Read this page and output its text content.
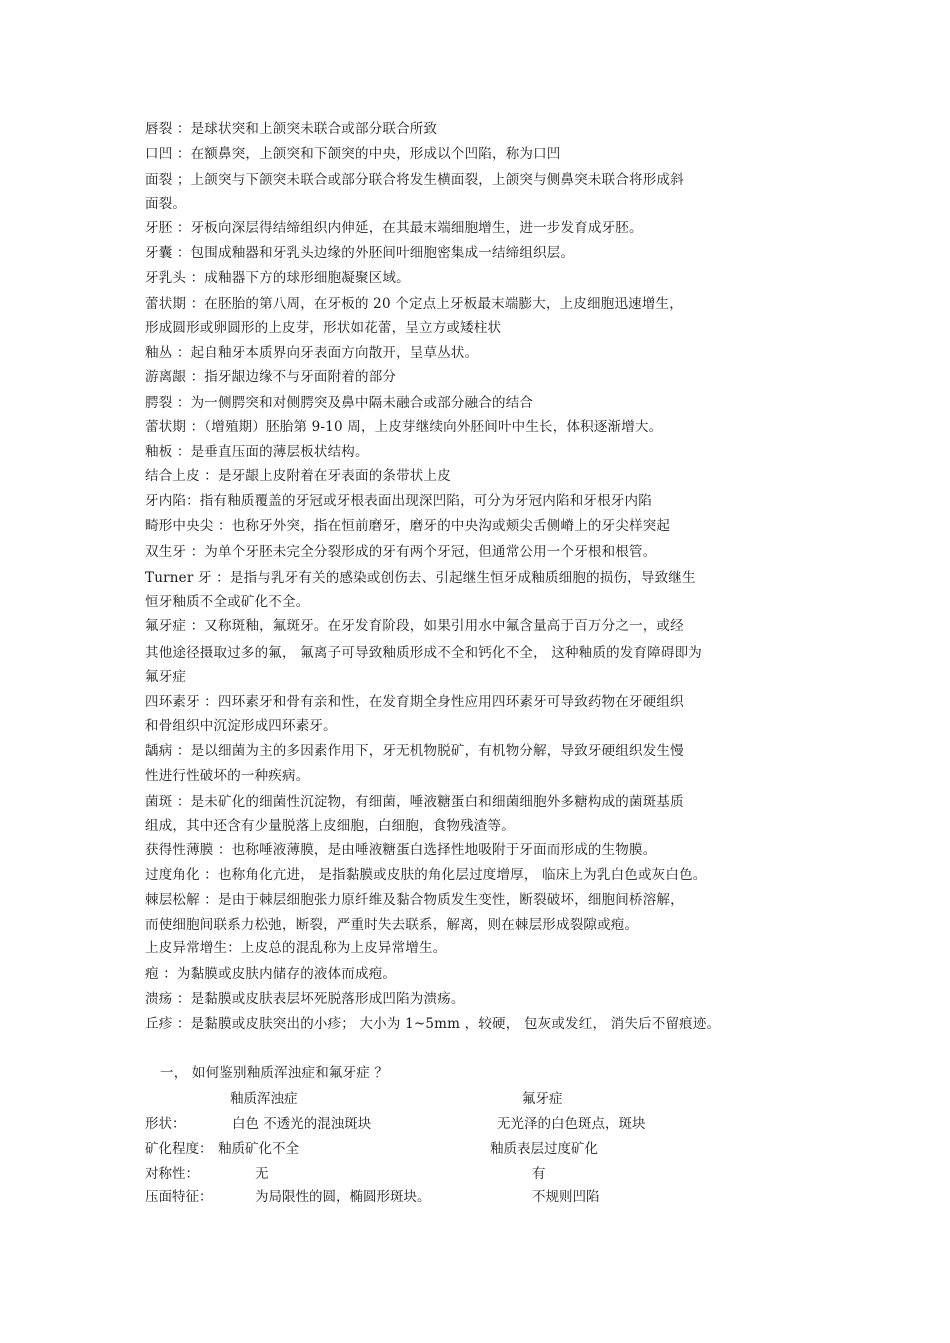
唇裂 ：是球状突和上颌突未联合或部分联合所致
口凹 ：在额鼻突，上颌突和下颌突的中央，形成以个凹陷，称为口凹
面裂 ；上颌突与下颌突未联合或部分联合将发生横面裂，上颌突与侧鼻突未联合将形成斜
面裂。
牙胚 ：牙板向深层得结缔组织内伸延，在其最末端细胞增生，进一步发育成牙胚。
牙囊 ：包围成釉器和牙乳头边缘的外胚间叶细胞密集成一结缔组织层。
牙乳头 ：成釉器下方的球形细胞凝聚区域。
蕾状期 ：在胚胎的第八周，在牙板的 20 个定点上牙板最末端膨大，上皮细胞迅速增生，
形成圆形或卵圆形的上皮芽，形状如花蕾，呈立方或矮柱状
釉丛 ：起自釉牙本质界向牙表面方向散开，呈草丛状。
游离龈 ：指牙龈边缘不与牙面附着的部分
腭裂 ：为一侧腭突和对侧腭突及鼻中隔未融合或部分融合的结合
蕾状期 ：（增殖期）胚胎第 9-10 周，上皮芽继续向外胚间叶中生长，体积逐渐增大。
釉板 ：是垂直压面的薄层板状结构。
结合上皮 ：是牙龈上皮附着在牙表面的条带状上皮
牙内陷：指有釉质覆盖的牙冠或牙根表面出现深凹陷，可分为牙冠内陷和牙根牙内陷
畸形中央尖 ：也称牙外突，指在恒前磨牙，磨牙的中央沟或颊尖舌侧嵴上的牙尖样突起
双生牙 ：为单个牙胚未完全分裂形成的牙有两个牙冠，但通常公用一个牙根和根管。
Turner 牙 ：是指与乳牙有关的感染或创伤去、引起继生恒牙成釉质细胞的损伤，导致继生
恒牙釉质不全或矿化不全。
氟牙症 ：又称斑釉，氟斑牙。在牙发育阶段，如果引用水中氟含量高于百万分之一，或经
其他途径摄取过多的氟， 氟离子可导致釉质形成不全和钙化不全， 这种釉质的发育障碍即为
氟牙症
四环素牙 ：四环素牙和骨有亲和性，在发育期全身性应用四环素牙可导致药物在牙硬组织
和骨组织中沉淀形成四环素牙。
龋病 ：是以细菌为主的多因素作用下，牙无机物脱矿，有机物分解，导致牙硬组织发生慢
性进行性破坏的一种疾病。
菌斑 ：是未矿化的细菌性沉淀物，有细菌，唾液糖蛋白和细菌细胞外多糖构成的菌斑基质
组成，其中还含有少量脱落上皮细胞，白细胞，食物残渣等。
获得性薄膜 ：也称唾液薄膜，是由唾液糖蛋白选择性地吸附于牙面而形成的生物膜。
过度角化 ：也称角化亢进， 是指黏膜或皮肤的角化层过度增厚， 临床上为乳白色或灰白色。
棘层松解 ：是由于棘层细胞张力原纤维及黏合物质发生变性，断裂破坏，细胞间桥溶解，
而使细胞间联系力松弛，断裂，严重时失去联系，解离，则在棘层形成裂隙或疱。
上皮异常增生：上皮总的混乱称为上皮异常增生。
疱 ：为黏膜或皮肤内储存的液体而成疱。
溃疡 ：是黏膜或皮肤表层坏死脱落形成凹陷为溃疡。
丘疹 ：是黏膜或皮肤突出的小疹； 大小为 1~5mm ，较硬， 包灰或发红， 消失后不留痕迹。
一， 如何鉴别釉质浑浊症和氟牙症 ？
釉质浑浊症	氟牙症
形状：	白色 不透光的混浊斑块	无光泽的白色斑点，斑块
矿化程度： 釉质矿化不全	釉质表层过度矿化
对称性：	无	有
压面特征：	为局限性的圆，椭圆形斑块。	不规则凹陷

• **Problem to solve**
Reproduce the material above in full and without alteration, but skip all pictures.

• **Exercise output**
Read this page and output its text content.
唇裂 ：是球状突和上颌突未联合或部分联合所致
口凹 ：在额鼻突，上颌突和下颌突的中央，形成以个凹陷，称为口凹
面裂 ；上颌突与下颌突未联合或部分联合将发生横面裂，上颌突与侧鼻突未联合将形成斜
面裂。
牙胚 ：牙板向深层得结缔组织内伸延，在其最末端细胞增生，进一步发育成牙胚。
牙囊 ：包围成釉器和牙乳头边缘的外胚间叶细胞密集成一结缔组织层。
牙乳头 ：成釉器下方的球形细胞凝聚区域。
蕾状期 ：在胚胎的第八周，在牙板的 20 个定点上牙板最末端膨大，上皮细胞迅速增生，
形成圆形或卵圆形的上皮芽，形状如花蕾，呈立方或矮柱状
釉丛 ：起自釉牙本质界向牙表面方向散开，呈草丛状。
游离龈 ：指牙龈边缘不与牙面附着的部分
腭裂 ：为一侧腭突和对侧腭突及鼻中隔未融合或部分融合的结合
蕾状期 ：（增殖期）胚胎第 9-10 周，上皮芽继续向外胚间叶中生长，体积逐渐增大。
釉板 ：是垂直压面的薄层板状结构。
结合上皮 ：是牙龈上皮附着在牙表面的条带状上皮
牙内陷：指有釉质覆盖的牙冠或牙根表面出现深凹陷，可分为牙冠内陷和牙根牙内陷
畸形中央尖 ：也称牙外突，指在恒前磨牙，磨牙的中央沟或颊尖舌侧嵴上的牙尖样突起
双生牙 ：为单个牙胚未完全分裂形成的牙有两个牙冠，但通常公用一个牙根和根管。
Turner 牙 ：是指与乳牙有关的感染或创伤去、引起继生恒牙成釉质细胞的损伤，导致继生
恒牙釉质不全或矿化不全。
氟牙症 ：又称斑釉，氟斑牙。在牙发育阶段，如果引用水中氟含量高于百万分之一，或经
其他途径摄取过多的氟， 氟离子可导致釉质形成不全和钙化不全， 这种釉质的发育障碍即为
氟牙症
四环素牙 ：四环素牙和骨有亲和性，在发育期全身性应用四环素牙可导致药物在牙硬组织
和骨组织中沉淀形成四环素牙。
龋病 ：是以细菌为主的多因素作用下，牙无机物脱矿，有机物分解，导致牙硬组织发生慢
性进行性破坏的一种疾病。
菌斑 ：是未矿化的细菌性沉淀物，有细菌，唾液糖蛋白和细菌细胞外多糖构成的菌斑基质
组成，其中还含有少量脱落上皮细胞，白细胞，食物残渣等。
获得性薄膜 ：也称唾液薄膜，是由唾液糖蛋白选择性地吸附于牙面而形成的生物膜。
过度角化 ：也称角化亢进， 是指黏膜或皮肤的角化层过度增厚， 临床上为乳白色或灰白色。
棘层松解 ：是由于棘层细胞张力原纤维及黏合物质发生变性，断裂破坏，细胞间桥溶解，
而使细胞间联系力松弛，断裂，严重时失去联系，解离，则在棘层形成裂隙或疱。
上皮异常增生：上皮总的混乱称为上皮异常增生。
疱 ：为黏膜或皮肤内储存的液体而成疱。
溃疡 ：是黏膜或皮肤表层坏死脱落形成凹陷为溃疡。
丘疹 ：是黏膜或皮肤突出的小疹； 大小为 1~5mm ，较硬， 包灰或发红， 消失后不留痕迹。
一， 如何鉴别釉质浑浊症和氟牙症 ？
釉质浑浊症	氟牙症
形状：	白色 不透光的混浊斑块	无光泽的白色斑点，斑块
矿化程度： 釉质矿化不全	釉质表层过度矿化
对称性：	无	有
压面特征：	为局限性的圆，椭圆形斑块。	不规则凹陷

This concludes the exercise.